▶ _What the task asks_
Locate the line that contains "What data populates" in the entries below. Retype it and all following lines through the final one, character for character.

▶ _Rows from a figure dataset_
= = = =
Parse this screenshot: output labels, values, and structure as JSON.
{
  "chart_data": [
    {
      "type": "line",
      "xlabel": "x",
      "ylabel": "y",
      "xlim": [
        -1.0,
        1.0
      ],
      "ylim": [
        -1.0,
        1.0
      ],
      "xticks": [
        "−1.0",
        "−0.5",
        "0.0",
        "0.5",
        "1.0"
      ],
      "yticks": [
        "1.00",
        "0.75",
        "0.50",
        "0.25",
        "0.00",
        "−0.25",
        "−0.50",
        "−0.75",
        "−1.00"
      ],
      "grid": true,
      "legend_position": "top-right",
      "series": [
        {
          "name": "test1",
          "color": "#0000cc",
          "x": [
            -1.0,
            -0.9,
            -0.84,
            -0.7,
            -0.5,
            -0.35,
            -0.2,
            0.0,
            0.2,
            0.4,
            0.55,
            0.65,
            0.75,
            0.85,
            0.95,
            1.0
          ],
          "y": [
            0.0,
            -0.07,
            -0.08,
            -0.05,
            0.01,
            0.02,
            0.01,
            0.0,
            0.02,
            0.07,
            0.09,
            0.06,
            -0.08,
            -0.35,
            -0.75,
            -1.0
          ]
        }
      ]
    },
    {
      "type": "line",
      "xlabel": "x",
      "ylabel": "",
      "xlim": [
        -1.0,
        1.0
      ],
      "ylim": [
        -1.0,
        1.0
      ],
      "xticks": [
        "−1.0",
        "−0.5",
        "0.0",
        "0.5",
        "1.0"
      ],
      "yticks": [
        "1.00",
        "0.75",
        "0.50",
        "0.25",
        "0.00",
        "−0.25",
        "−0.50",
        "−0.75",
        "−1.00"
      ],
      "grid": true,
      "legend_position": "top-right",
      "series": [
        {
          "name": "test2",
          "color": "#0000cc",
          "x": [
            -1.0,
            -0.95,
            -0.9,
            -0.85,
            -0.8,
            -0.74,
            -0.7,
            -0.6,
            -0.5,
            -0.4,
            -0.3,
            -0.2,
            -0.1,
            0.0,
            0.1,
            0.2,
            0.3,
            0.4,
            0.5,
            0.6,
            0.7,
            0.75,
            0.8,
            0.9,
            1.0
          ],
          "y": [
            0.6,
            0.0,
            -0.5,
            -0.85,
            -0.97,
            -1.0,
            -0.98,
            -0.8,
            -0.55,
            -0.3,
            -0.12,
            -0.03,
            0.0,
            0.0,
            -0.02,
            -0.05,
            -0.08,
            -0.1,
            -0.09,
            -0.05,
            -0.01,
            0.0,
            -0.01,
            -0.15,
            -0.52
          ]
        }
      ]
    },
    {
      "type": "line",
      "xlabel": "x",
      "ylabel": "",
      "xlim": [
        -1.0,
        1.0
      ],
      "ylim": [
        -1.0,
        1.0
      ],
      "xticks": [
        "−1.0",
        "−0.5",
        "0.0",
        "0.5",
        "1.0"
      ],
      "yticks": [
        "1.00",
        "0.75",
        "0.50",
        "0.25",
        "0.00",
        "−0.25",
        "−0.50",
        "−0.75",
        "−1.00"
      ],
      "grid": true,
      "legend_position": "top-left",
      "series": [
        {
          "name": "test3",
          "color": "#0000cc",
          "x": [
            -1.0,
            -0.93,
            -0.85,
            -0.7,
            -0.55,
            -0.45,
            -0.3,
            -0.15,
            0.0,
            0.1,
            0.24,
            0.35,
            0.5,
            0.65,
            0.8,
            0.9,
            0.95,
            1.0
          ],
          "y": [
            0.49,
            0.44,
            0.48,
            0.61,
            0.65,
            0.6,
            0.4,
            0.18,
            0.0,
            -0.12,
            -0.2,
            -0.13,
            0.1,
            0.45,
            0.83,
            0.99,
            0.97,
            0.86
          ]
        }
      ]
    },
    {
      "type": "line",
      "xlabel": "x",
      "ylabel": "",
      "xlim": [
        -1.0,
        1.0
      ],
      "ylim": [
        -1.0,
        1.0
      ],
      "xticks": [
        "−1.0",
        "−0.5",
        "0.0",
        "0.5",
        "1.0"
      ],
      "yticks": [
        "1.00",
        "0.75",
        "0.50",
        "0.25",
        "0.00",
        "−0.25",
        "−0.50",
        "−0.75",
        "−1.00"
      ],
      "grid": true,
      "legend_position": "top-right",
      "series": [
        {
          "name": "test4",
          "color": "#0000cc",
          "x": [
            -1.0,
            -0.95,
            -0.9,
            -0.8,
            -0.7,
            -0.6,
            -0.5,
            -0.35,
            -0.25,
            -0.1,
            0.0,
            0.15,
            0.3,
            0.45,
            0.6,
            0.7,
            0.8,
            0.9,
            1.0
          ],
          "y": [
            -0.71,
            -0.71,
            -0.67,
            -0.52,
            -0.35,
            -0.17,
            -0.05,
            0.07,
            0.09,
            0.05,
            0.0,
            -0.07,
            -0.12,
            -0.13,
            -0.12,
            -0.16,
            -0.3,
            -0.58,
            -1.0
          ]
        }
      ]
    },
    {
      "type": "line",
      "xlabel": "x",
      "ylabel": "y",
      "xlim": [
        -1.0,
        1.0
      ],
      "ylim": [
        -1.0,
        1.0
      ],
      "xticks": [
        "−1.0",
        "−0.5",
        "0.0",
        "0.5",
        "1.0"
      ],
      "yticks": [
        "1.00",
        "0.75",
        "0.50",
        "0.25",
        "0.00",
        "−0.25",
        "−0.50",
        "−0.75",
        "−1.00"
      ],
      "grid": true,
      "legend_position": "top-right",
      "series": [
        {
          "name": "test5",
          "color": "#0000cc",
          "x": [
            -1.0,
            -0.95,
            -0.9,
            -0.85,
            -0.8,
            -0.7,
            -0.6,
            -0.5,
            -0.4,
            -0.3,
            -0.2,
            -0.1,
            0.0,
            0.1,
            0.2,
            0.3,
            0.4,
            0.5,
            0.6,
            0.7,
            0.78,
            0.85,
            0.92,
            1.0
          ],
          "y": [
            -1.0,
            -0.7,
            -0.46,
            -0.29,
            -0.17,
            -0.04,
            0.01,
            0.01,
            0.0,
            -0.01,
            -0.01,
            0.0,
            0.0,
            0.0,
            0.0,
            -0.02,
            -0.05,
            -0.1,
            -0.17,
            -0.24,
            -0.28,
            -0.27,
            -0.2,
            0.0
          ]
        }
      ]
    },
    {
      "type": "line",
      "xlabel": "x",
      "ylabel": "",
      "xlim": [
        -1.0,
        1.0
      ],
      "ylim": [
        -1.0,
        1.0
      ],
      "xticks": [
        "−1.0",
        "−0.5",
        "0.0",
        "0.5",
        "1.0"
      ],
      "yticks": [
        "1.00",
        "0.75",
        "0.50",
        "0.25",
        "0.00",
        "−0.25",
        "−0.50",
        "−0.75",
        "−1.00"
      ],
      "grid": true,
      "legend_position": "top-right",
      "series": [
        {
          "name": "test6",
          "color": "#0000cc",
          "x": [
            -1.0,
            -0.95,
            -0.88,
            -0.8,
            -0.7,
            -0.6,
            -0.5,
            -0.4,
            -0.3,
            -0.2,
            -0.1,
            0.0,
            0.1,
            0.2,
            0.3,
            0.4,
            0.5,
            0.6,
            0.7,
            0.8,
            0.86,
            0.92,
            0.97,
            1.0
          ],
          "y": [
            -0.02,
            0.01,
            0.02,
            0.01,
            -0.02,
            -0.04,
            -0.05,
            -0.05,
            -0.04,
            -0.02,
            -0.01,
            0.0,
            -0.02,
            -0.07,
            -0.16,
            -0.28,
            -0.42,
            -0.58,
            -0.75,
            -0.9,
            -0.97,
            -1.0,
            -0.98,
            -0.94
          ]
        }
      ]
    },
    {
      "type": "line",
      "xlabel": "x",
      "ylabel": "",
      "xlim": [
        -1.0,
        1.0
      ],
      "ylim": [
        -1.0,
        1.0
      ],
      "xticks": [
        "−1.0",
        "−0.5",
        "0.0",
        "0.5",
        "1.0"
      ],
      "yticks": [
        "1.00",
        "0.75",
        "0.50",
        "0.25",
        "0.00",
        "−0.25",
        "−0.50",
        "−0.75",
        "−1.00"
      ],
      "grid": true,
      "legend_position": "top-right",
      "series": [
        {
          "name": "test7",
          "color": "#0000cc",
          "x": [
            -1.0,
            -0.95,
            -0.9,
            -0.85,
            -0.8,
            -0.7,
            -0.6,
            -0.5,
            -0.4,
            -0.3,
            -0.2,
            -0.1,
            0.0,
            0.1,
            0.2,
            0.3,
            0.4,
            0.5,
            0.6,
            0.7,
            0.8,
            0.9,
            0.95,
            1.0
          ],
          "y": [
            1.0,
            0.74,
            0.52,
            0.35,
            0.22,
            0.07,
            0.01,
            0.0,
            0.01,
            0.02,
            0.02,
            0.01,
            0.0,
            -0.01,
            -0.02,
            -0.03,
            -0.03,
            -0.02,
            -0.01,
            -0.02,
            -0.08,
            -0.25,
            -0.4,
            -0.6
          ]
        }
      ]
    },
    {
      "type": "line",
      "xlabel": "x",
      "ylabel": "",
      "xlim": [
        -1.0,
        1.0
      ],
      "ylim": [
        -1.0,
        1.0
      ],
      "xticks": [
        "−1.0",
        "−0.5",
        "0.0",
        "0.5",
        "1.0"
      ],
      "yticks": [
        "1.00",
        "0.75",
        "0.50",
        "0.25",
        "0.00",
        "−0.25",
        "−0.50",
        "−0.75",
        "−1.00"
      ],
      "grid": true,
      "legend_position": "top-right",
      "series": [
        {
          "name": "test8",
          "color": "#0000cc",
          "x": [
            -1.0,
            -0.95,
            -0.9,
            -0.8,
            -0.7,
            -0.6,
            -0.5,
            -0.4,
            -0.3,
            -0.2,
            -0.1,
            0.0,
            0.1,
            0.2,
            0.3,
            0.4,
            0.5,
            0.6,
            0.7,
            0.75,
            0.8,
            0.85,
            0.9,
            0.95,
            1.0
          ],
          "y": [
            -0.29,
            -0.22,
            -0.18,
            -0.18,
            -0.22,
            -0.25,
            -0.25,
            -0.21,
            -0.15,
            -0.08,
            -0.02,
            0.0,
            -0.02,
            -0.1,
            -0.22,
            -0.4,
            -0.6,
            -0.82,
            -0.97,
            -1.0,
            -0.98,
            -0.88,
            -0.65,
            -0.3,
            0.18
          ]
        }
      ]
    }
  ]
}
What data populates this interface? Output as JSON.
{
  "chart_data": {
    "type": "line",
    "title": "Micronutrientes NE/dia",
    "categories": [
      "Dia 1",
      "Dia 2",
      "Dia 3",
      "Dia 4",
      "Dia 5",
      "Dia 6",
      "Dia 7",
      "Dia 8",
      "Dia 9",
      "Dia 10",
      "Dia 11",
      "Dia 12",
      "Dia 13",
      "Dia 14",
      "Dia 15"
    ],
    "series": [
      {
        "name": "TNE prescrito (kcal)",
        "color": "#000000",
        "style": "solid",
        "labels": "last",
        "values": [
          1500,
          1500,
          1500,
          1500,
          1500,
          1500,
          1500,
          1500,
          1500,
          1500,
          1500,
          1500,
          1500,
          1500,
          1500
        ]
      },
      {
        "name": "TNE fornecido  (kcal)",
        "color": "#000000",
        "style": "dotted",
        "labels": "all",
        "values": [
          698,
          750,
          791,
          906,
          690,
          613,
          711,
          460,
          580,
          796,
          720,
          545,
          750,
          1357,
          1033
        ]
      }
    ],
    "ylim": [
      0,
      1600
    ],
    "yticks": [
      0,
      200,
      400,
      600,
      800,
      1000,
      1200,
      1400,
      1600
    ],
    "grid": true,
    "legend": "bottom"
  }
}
= = = =
▶ _Complete response_
What data populates this interface? Output as JSON.
{
  "chart_data": {
    "type": "line",
    "title": "Micronutrientes NE/dia",
    "categories": [
      "Dia 1",
      "Dia 2",
      "Dia 3",
      "Dia 4",
      "Dia 5",
      "Dia 6",
      "Dia 7",
      "Dia 8",
      "Dia 9",
      "Dia 10",
      "Dia 11",
      "Dia 12",
      "Dia 13",
      "Dia 14",
      "Dia 15"
    ],
    "series": [
      {
        "name": "TNE prescrito (kcal)",
        "color": "#000000",
        "style": "solid",
        "labels": "last",
        "values": [
          1500,
          1500,
          1500,
          1500,
          1500,
          1500,
          1500,
          1500,
          1500,
          1500,
          1500,
          1500,
          1500,
          1500,
          1500
        ]
      },
      {
        "name": "TNE fornecido  (kcal)",
        "color": "#000000",
        "style": "dotted",
        "labels": "all",
        "values": [
          698,
          750,
          791,
          906,
          690,
          613,
          711,
          460,
          580,
          796,
          720,
          545,
          750,
          1357,
          1033
        ]
      }
    ],
    "ylim": [
      0,
      1600
    ],
    "yticks": [
      0,
      200,
      400,
      600,
      800,
      1000,
      1200,
      1400,
      1600
    ],
    "grid": true,
    "legend": "bottom"
  }
}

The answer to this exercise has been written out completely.